> **What you should do**
Count up the lines in the following listing that hold the word "Wykonywanie", then give only that count.
··· Input data ···
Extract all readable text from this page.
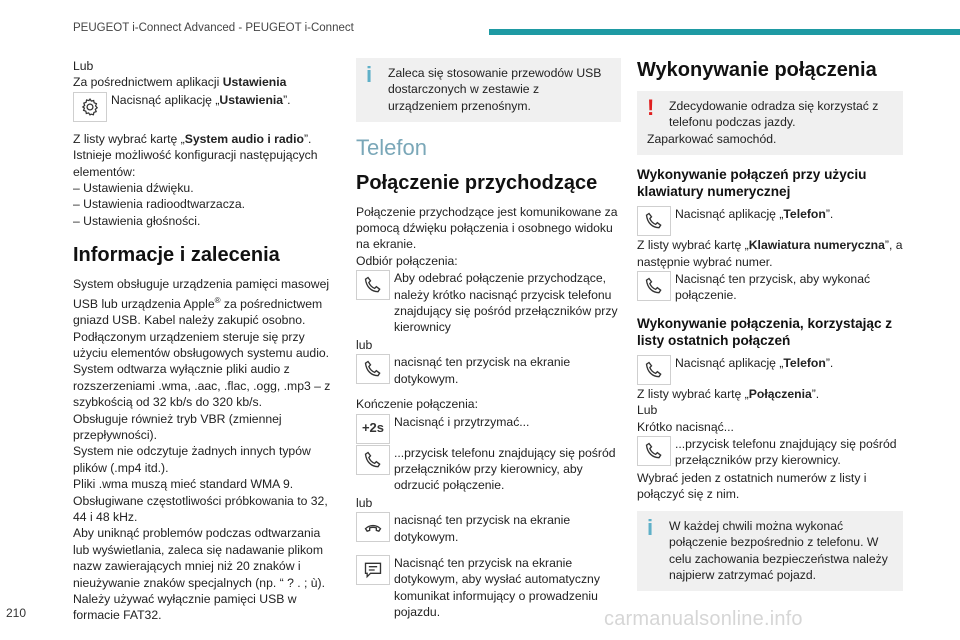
PEUGEOT i-Connect Advanced - PEUGEOT i-Connect

Lub

Za pośrednictwem aplikacji Ustawienia

Nacisnąć aplikację „Ustawienia”.

Z listy wybrać kartę „System audio i radio”.

Istnieje możliwość konfiguracji następujących elementów:

– Ustawienia dźwięku.

– Ustawienia radioodtwarzacza.

– Ustawienia głośności.

Informacje i zalecenia

System obsługuje urządzenia pamięci masowej USB lub urządzenia Apple® za pośrednictwem gniazd USB. Kabel należy zakupić osobno.

Podłączonym urządzeniem steruje się przy użyciu elementów obsługowych systemu audio.

System odtwarza wyłącznie pliki audio z rozszerzeniami .wma, .aac, .flac, .ogg, .mp3 – z szybkością od 32 kb/s do 320 kb/s.

Obsługuje również tryb VBR (zmiennej przepływności).

System nie odczytuje żadnych innych typów plików (.mp4 itd.).

Pliki .wma muszą mieć standard WMA 9.

Obsługiwane częstotliwości próbkowania to 32, 44 i 48 kHz.

Aby uniknąć problemów podczas odtwarzania lub wyświetlania, zaleca się nadawanie plikom nazw zawierających mniej niż 20 znaków i nieużywanie znaków specjalnych (np. “ ? . ; ù).

Należy używać wyłącznie pamięci USB w formacie FAT32.

i	Zaleca się stosowanie przewodów USB dostarczonych w zestawie z urządzeniem przenośnym.

Telefon
Połączenie przychodzące

Połączenie przychodzące jest komunikowane za pomocą dźwięku połączenia i osobnego widoku na ekranie.

Odbiór połączenia:

Aby odebrać połączenie przychodzące, należy krótko nacisnąć przycisk telefonu znajdujący się pośród przełączników przy kierownicy

lub

nacisnąć ten przycisk na ekranie dotykowym.

Kończenie połączenia:

+2s Nacisnąć i przytrzymać...

...przycisk telefonu znajdujący się pośród przełączników przy kierownicy, aby odrzucić połączenie.

lub

nacisnąć ten przycisk na ekranie dotykowym.

Nacisnąć ten przycisk na ekranie dotykowym, aby wysłać automatyczny komunikat informujący o prowadzeniu pojazdu.

Wykonywanie połączenia
!	Zdecydowanie odradza się korzystać z telefonu podczas jazdy.

Zaparkować samochód.

Wykonywanie połączeń przy użyciu klawiatury numerycznej

Nacisnąć aplikację „Telefon”.

Z listy wybrać kartę „Klawiatura numeryczna”, a następnie wybrać numer.

Nacisnąć ten przycisk, aby wykonać połączenie.

Wykonywanie połączenia, korzystając z listy ostatnich połączeń

Nacisnąć aplikację „Telefon”.

Z listy wybrać kartę „Połączenia”.

Lub

Krótko nacisnąć...

...przycisk telefonu znajdujący się pośród przełączników przy kierownicy.

Wybrać jeden z ostatnich numerów z listy i połączyć się z nim.

i	W każdej chwili można wykonać połączenie bezpośrednio z telefonu. W celu zachowania bezpieczeństwa należy najpierw zatrzymać pojazd.

210	carmanualsonline.info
···
> **Reply to the task**
3